### DO THIS
Look through the material below for "Medley". Copy every line that contains it.

[Data entries]
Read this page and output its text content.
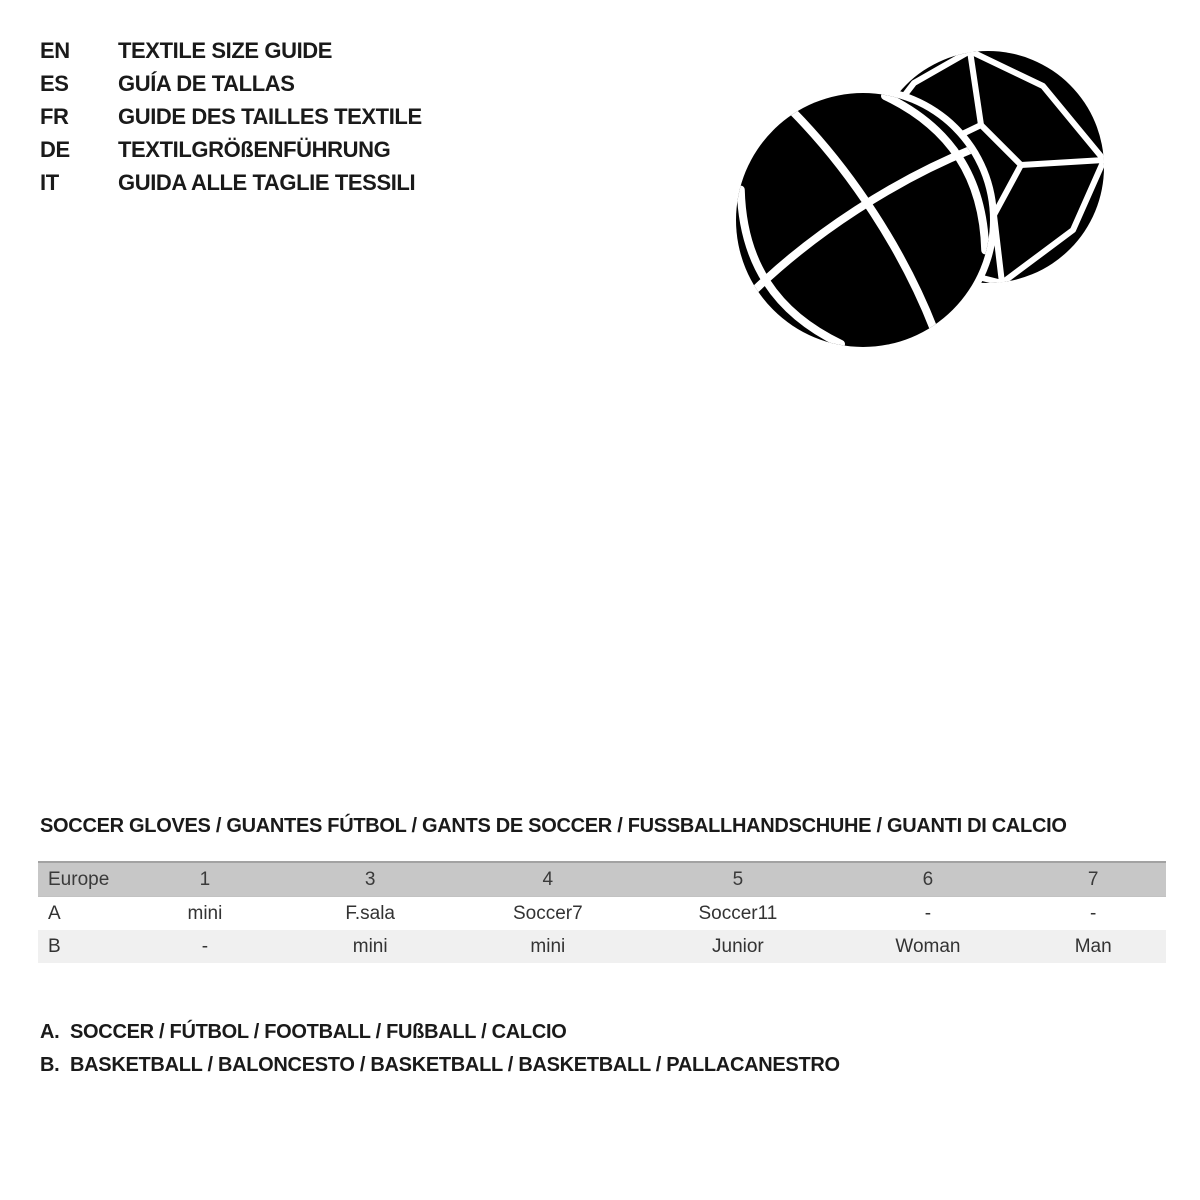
EN	TEXTILE SIZE GUIDE
ES	GUÍA DE TALLAS
FR	GUIDE DES TAILLES TEXTILE
DE	TEXTILGRÖßENFÜHRUNG
IT	GUIDA ALLE TAGLIE TESSILI
SOCCER GLOVES / GUANTES FÚTBOL / GANTS DE SOCCER / FUSSBALLHANDSCHUHE / GUANTI DI CALCIO
Europe	1	3	4	5	6	7
A	mini	F.sala	Soccer7	Soccer11	-	-
B	-	mini	mini	Junior	Woman	Man
A. SOCCER / FÚTBOL / FOOTBALL / FUßBALL / CALCIO
B. BASKETBALL / BALONCESTO / BASKETBALL / BASKETBALL / PALLACANESTRO
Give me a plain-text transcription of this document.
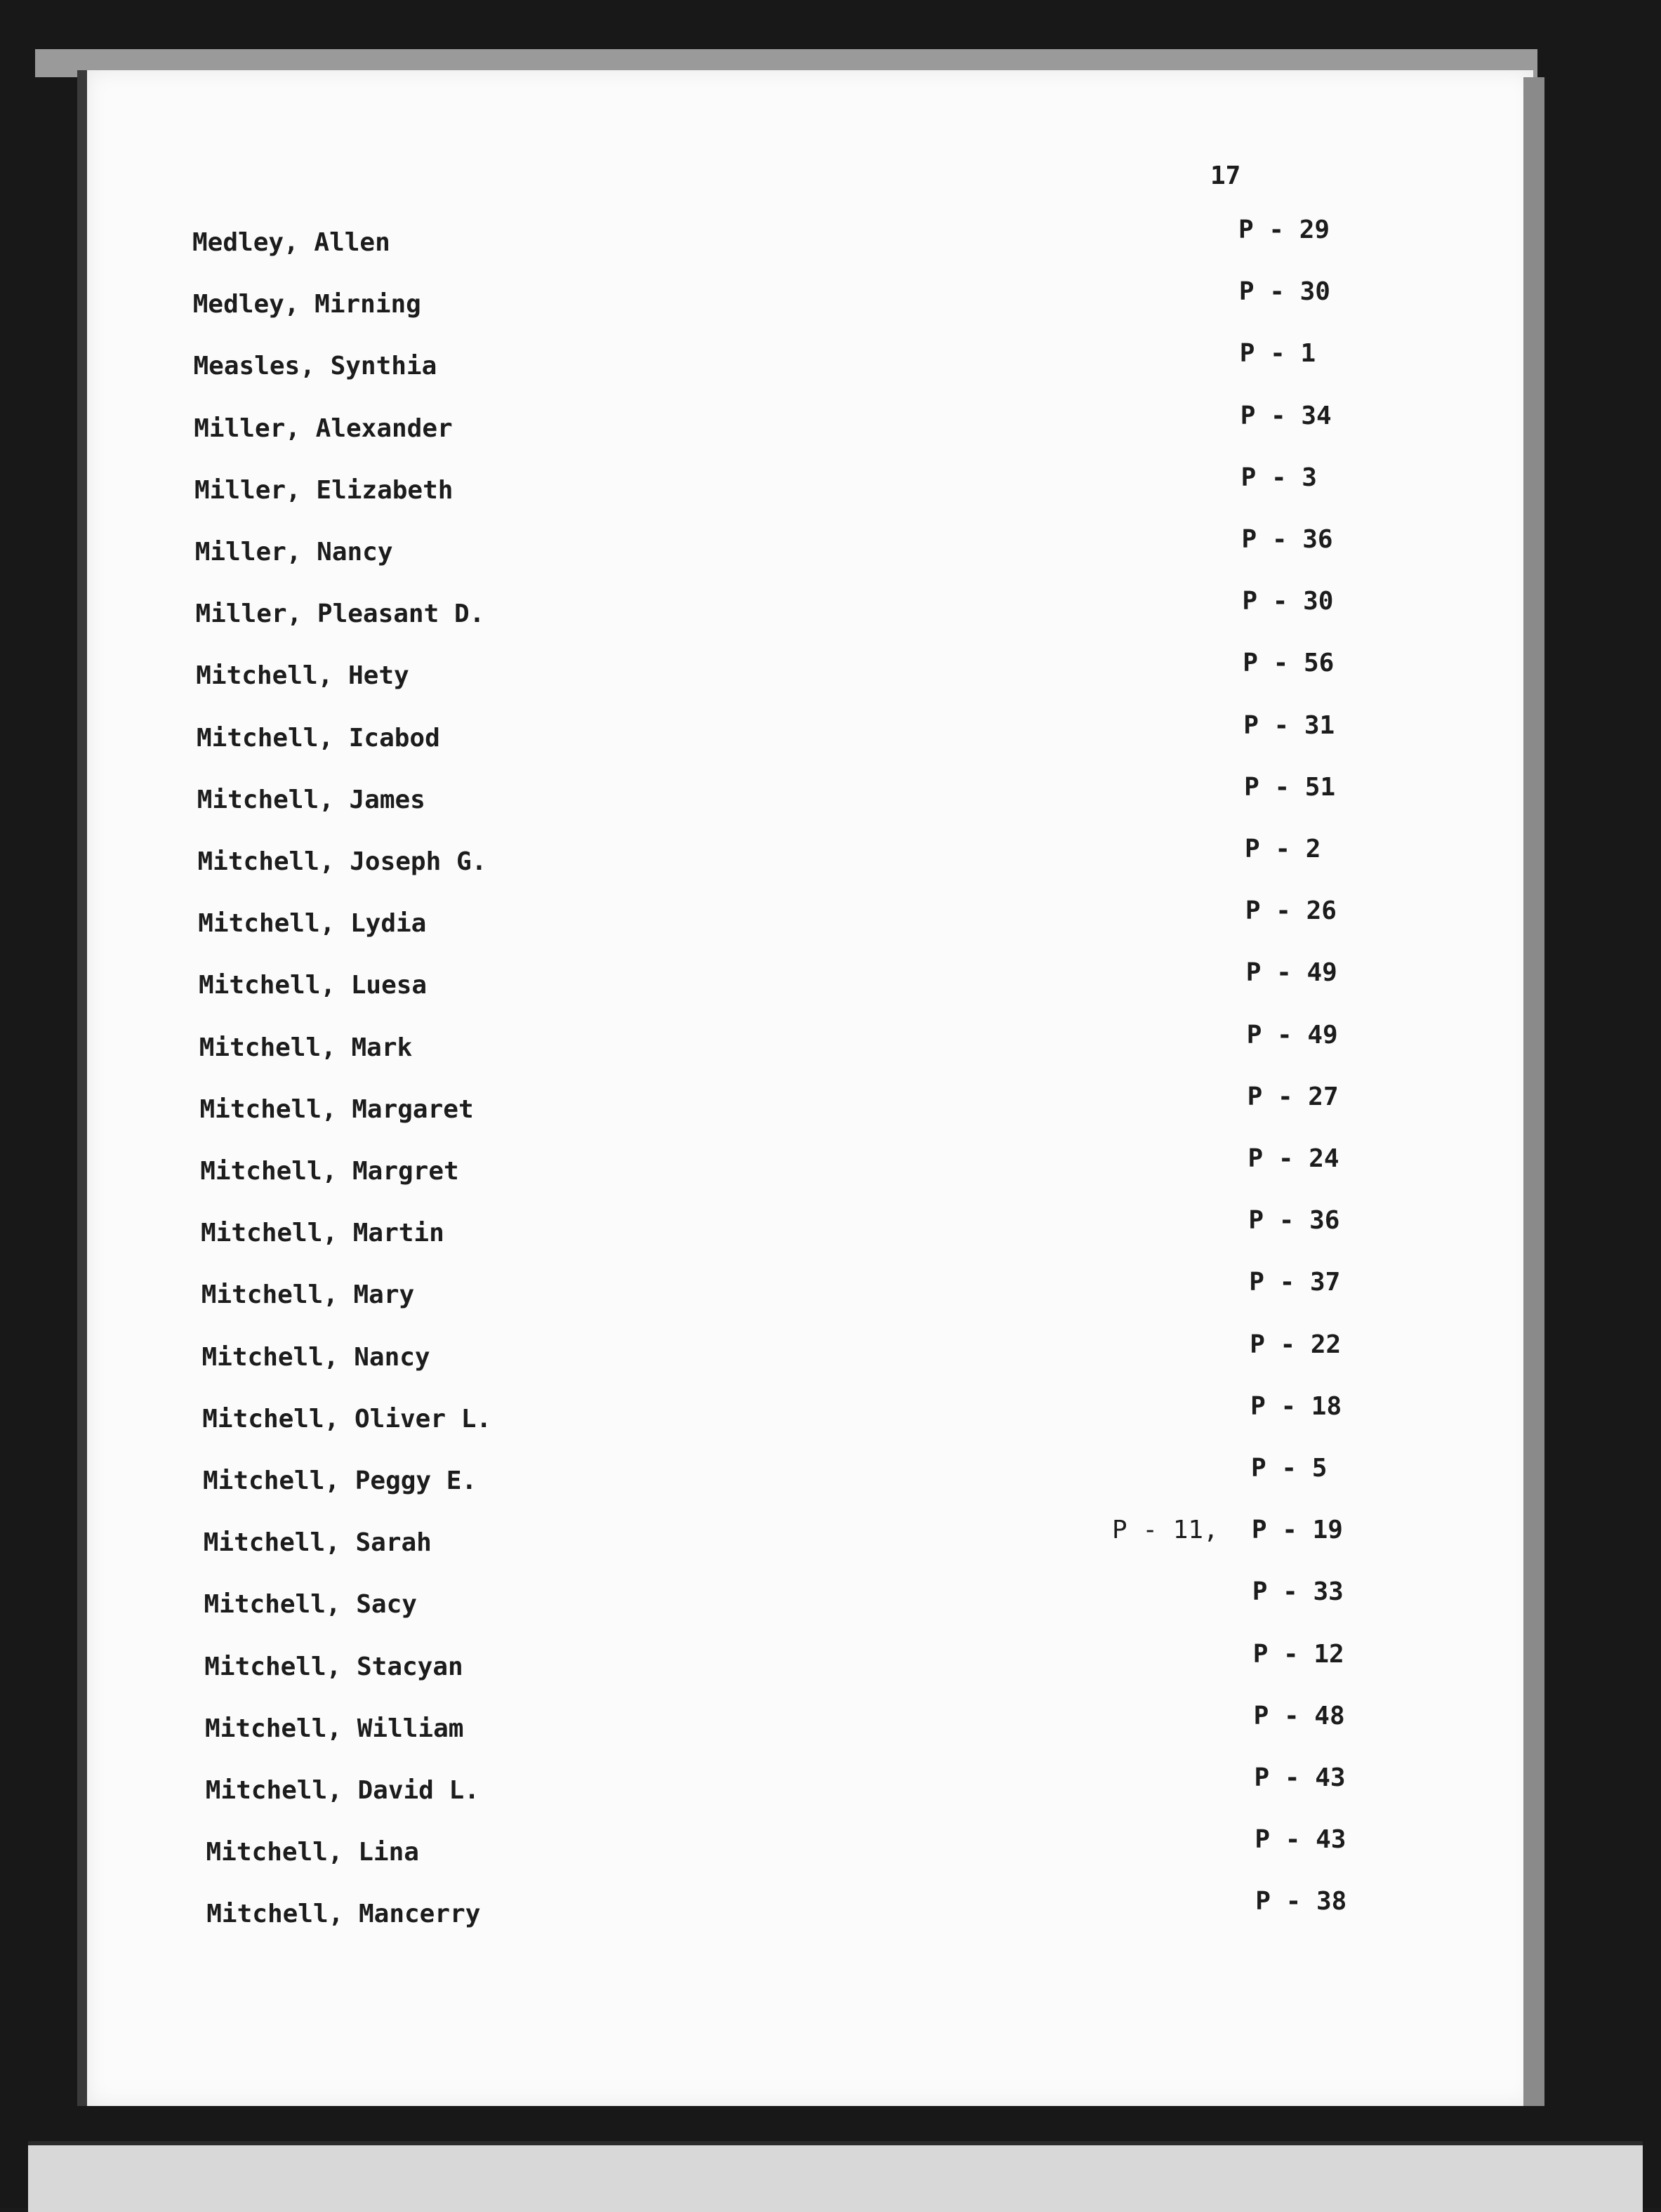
17
Medley, Allen	P - 29
Medley, Mirning	P - 30
Measles, Synthia	P - 1
Miller, Alexander	P - 34
Miller, Elizabeth	P - 3
Miller, Nancy	P - 36
Miller, Pleasant D.	P - 30
Mitchell, Hety	P - 56
Mitchell, Icabod	P - 31
Mitchell, James	P - 51
Mitchell, Joseph G.	P - 2
Mitchell, Lydia	P - 26
Mitchell, Luesa	P - 49
Mitchell, Mark	P - 49
Mitchell, Margaret	P - 27
Mitchell, Margret	P - 24
Mitchell, Martin	P - 36
Mitchell, Mary	P - 37
Mitchell, Nancy	P - 22
Mitchell, Oliver L.	P - 18
Mitchell, Peggy E.	P - 5
Mitchell, Sarah	P - 11, P - 19
Mitchell, Sacy	P - 33
Mitchell, Stacyan	P - 12
Mitchell, William	P - 48
Mitchell, David L.	P - 43
Mitchell, Lina	P - 43
Mitchell, Mancerry	P - 38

### WRITTEN SOLUTION
Medley, Allen	P - 29
Medley, Mirning	P - 30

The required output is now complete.